By Jason Michael

ON HOGMANAY 2014, as the year that saw Scotland split down the middle on the question of independence came to an end, Scottish Labour activist and journalist Aidan Kerr published a blog post describing what he saw as the “Ulsterisation of Scottish Politics.” Over a year later, writing in The Herald, columnist David Torrance capitalised on this term to describe what he saw in essence as an insular politics of conflict in which Scotland – like the occupied six counties before it – withdraws from British politics as it continues to polarise on the constitutional question. This was a clever manœuvre on the part of the unionist commentariat. At a stroke it brought the dark and awful shadow of Irish political violence down on the Scottish debate and, by associating Scottish independentistas with Irish “nationalists,” planted the idea that it was the campaign for independence which had introduced this threat to the peace of Scotland’s democracy.

Independence supporters and the Scottish National Party reacted, as was to be expected, with both dismay and disgust. What we had done in the Yes campaign bore no resemblance whatsoever to the Irish struggle either from 1916 or latterly from the 1960s in the north of Ireland. Yet, this was a deliberate attempt by the unionist media to create a relationship in the public’s mind between the independence movement here and what would inevitably be boiled down to the Irish Republican movement and the actions of the Provisional IRA. What Kerr and Torrance were playing at was a game of weaponised propaganda. It was intended to stop us from making certain connections between what had happened – and is still happening – in Ireland and what is happening in Scotland, and to some extent this ploy has worked.

Living in Ireland, as I do, this fear of association with the blood-soaked politics of Ireland meant that I had to tread carefully. It was apparent from social media, even during the referendum campaign, there was a level of discomfort among Yes campaigners with the fact I was in Dublin. Thus, when I began campaigning after the referendum I felt it important to hide my location. I tried to keep Irish politics and Ireland’s historical experiences out of Scottish politics. But, as is always the way online, my identity and whereabouts were exposed. Naturally, this was quickly leapt upon by unionist trolls; I was not in Scotland and therefore Scottish politics didn’t concern me, and, of course, I had to be connected to Irish Republicanism.

As it turns out I am an Irish Republican, but no more than I am a Scottish Republican. Still, I felt it important the connection of these two republicanisms be avoided. Somehow, I had failed to make the connection between Ireland’s experience and what leads me to be a republican here and what makes me a republicanism at home. These are, after all, not different things.

It was not until the Channel 4 Dispatches documentary on the August 1971 British Army massacre at Ballymurphy in Belfast was aired that the penny dropped. In early August 1971 the British Army in the North was not fighting an armed struggle. There was no “war” at that time. Britain’s puppet government in “Northern Ireland” had lost control of a situation it had created; loyalist mobs and paramilitaries were in the midst of a sectarian anti-Catholic pogrom – burning out innocent Catholic families from their homes in towns and cities all over the six counties. The IRA, before the Provisional IRA had fully broken away from it, was acting as a community defence force protecting Catholic communities – and, as we saw at Ballymurphy, it wasn’t too effective at that. Operation Banner, the British Army operation in the North, was implemented initially to restore order the was seen by Catholics, in the beginning, as a protection.

Supplied material —

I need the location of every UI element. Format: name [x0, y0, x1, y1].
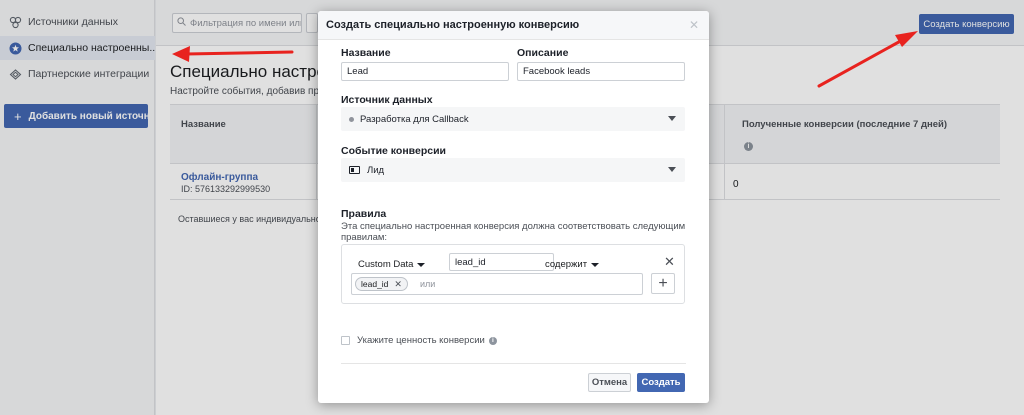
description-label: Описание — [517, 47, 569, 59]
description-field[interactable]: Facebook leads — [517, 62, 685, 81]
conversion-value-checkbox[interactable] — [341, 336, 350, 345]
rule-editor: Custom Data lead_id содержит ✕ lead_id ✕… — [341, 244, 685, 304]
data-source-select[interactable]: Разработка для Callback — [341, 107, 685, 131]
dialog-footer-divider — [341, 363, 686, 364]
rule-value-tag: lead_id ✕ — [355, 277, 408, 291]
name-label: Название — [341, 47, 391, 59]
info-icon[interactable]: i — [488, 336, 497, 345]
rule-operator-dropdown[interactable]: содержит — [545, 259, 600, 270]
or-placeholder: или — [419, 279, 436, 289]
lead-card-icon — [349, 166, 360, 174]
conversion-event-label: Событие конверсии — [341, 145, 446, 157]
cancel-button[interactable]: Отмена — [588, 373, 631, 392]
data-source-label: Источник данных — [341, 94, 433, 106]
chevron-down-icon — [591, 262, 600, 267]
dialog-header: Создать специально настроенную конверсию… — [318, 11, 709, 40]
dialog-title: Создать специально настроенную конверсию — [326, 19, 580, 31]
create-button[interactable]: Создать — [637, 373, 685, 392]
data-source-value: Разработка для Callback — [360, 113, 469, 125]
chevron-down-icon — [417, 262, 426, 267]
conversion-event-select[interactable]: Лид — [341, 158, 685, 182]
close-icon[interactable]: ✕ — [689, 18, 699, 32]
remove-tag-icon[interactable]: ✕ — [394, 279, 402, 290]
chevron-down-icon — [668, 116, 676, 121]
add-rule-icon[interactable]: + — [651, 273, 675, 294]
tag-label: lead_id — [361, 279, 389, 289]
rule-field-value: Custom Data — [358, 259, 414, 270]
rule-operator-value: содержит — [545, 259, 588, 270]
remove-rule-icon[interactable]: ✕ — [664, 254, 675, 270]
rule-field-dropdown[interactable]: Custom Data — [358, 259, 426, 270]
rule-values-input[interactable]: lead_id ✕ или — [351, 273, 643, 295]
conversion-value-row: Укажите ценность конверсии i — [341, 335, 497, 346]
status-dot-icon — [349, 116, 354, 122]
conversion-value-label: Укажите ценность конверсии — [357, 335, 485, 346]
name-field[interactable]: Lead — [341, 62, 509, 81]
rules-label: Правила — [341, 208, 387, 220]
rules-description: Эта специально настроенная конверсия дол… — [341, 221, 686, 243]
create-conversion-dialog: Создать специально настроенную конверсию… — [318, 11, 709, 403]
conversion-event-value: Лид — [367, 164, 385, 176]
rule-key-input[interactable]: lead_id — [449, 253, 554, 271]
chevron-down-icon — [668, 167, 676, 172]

Set problem 1 — Rewrite the paragraph of the independence essay that begins "Independence supporters and the Scottish National Party reacted" as a short bulleted list that keeps its main facts.
Set problem 2 — Can you summarize the independence essay in two sentences?
Set problem 3 — Replace "Scottish Republican" with "Scottish nationalist" in the independence essay, beginning at the words "As it turns" and stopping after "not different things.".
The records above come from a separate source and are unrelated to the independence essay.

Correct output 1 —
- Independence supporters and the Scottish National Party reacted with dismay and disgust.
- The Yes campaign bore no resemblance to the Irish struggle of 1916 or of the 1960s onward in the north of Ireland.
- The unionist media deliberately tried to link the independence movement in the public's mind with Irish Republicanism and the Provisional IRA.
- Kerr and Torrance were using weaponized propaganda to stop people from connecting events in Ireland with events in Scotland, and to some extent it worked.

Correct output 2 — Unionist commentators Aidan Kerr and David Torrance used the term "Ulsterisation" to link Scotland's independence movement with Irish political violence, and independence supporters and the SNP reacted with dismay and disgust. Living in Dublin, the writer at first hid that location and kept Ireland out of Scottish politics, until a Channel 4 Dispatches documentary on the August 1971 British Army massacre at Ballymurphy in Belfast made the penny drop.

Correct output 3 —
As it turns out I am an Irish Republican, but no more than I am a Scottish nationalist. Still, I felt it important the connection of these two republicanisms be avoided. Somehow, I had failed to make the connection between Ireland’s experience and what leads me to be a republican here and what makes me a republicanism at home. These are, after all, not different things.